Collected data entries
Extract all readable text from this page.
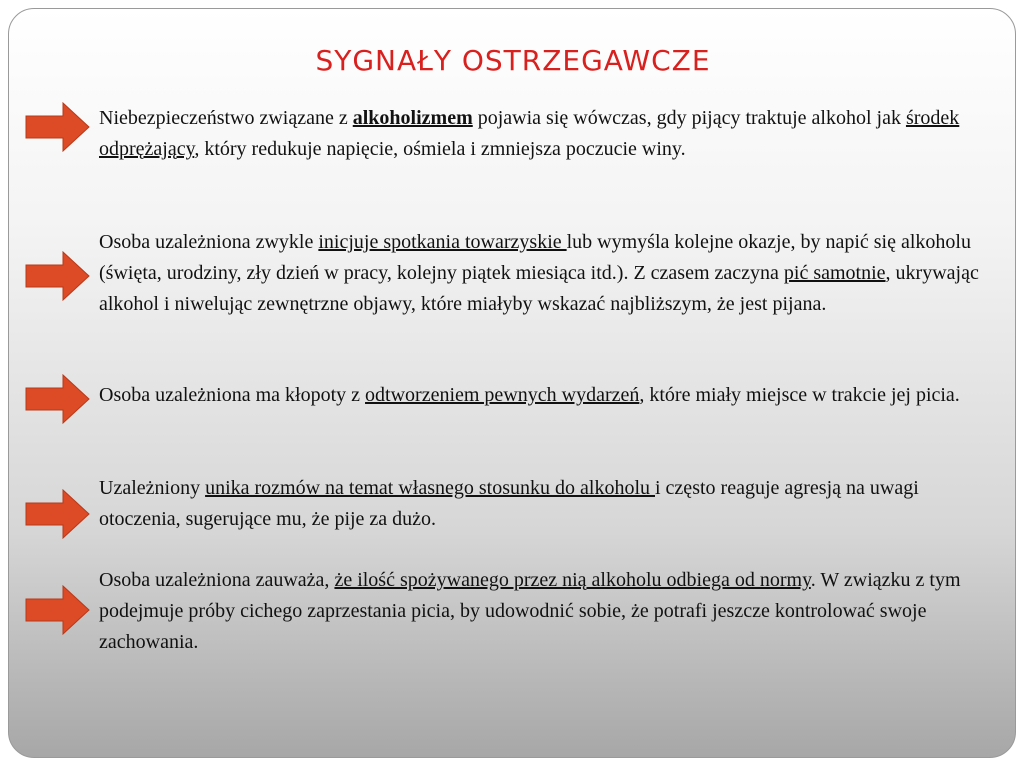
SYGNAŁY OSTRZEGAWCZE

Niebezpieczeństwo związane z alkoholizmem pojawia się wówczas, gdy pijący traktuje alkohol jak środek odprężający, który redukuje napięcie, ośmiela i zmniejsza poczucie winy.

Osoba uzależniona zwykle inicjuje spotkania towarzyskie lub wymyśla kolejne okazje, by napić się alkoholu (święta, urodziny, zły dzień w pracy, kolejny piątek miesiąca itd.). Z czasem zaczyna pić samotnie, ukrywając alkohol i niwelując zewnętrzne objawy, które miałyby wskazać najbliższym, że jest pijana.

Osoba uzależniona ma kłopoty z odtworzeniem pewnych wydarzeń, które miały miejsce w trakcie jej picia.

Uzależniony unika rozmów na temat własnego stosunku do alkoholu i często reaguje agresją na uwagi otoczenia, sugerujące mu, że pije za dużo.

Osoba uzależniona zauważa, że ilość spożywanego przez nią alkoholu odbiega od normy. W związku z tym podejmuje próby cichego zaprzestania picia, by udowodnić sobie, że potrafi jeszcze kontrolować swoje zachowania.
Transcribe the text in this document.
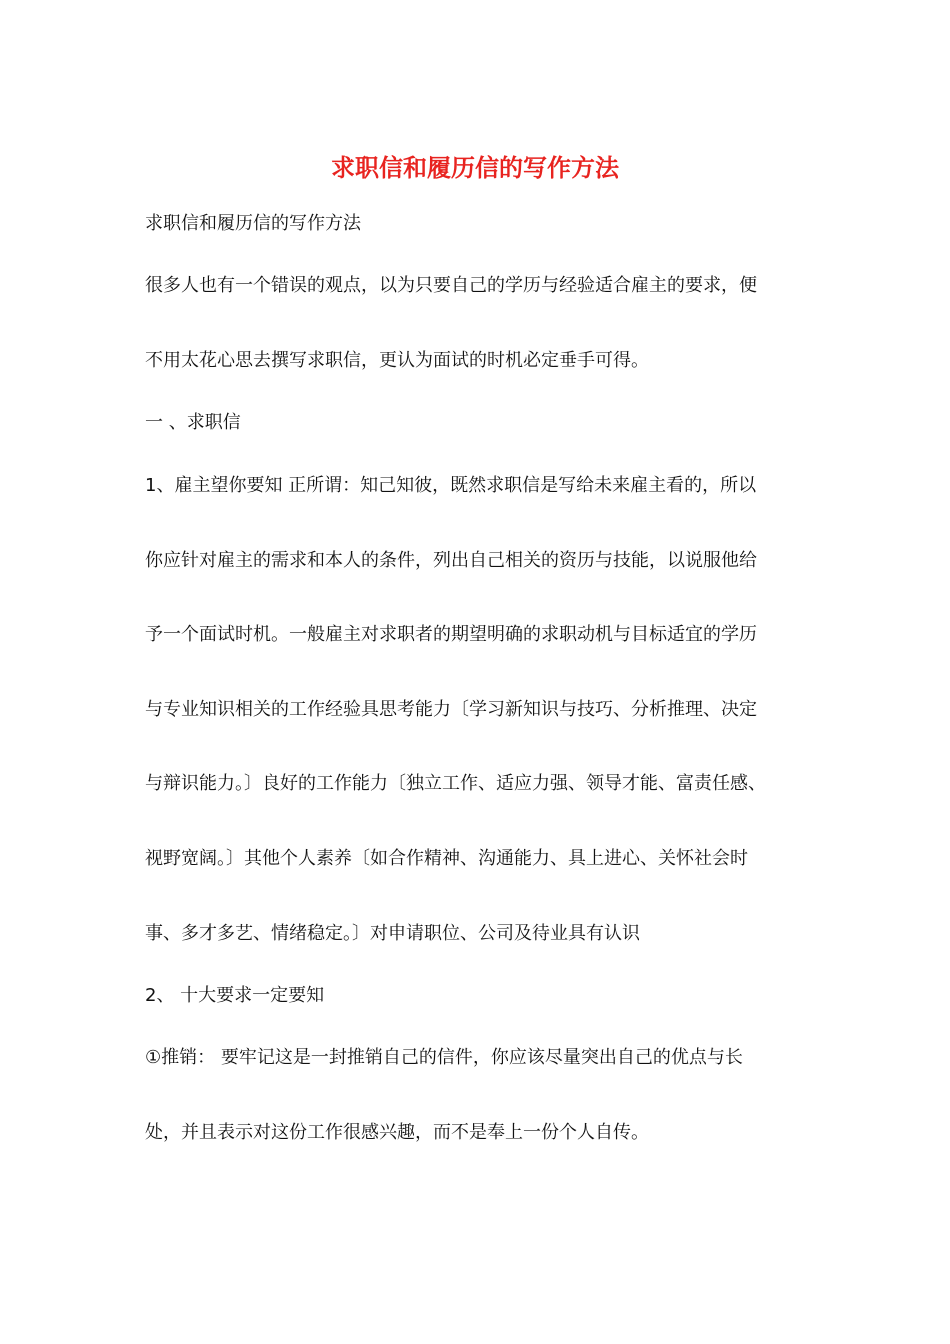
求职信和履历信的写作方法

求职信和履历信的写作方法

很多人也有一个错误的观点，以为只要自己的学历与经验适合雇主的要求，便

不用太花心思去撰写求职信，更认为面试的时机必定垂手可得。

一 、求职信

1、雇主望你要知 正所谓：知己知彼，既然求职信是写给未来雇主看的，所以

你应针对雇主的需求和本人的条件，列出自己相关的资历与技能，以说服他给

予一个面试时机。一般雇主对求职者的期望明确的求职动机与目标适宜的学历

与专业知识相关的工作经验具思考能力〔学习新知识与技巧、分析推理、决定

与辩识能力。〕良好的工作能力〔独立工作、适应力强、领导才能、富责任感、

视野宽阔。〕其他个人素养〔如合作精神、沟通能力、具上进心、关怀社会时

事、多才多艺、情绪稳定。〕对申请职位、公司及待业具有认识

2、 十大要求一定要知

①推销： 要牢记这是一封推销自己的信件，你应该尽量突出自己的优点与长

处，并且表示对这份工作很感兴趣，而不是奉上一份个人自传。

> **What to work on**:
Check every line of the records above for the string "picia" and say how many contain it, giving the number alone.

> **The reply**:
2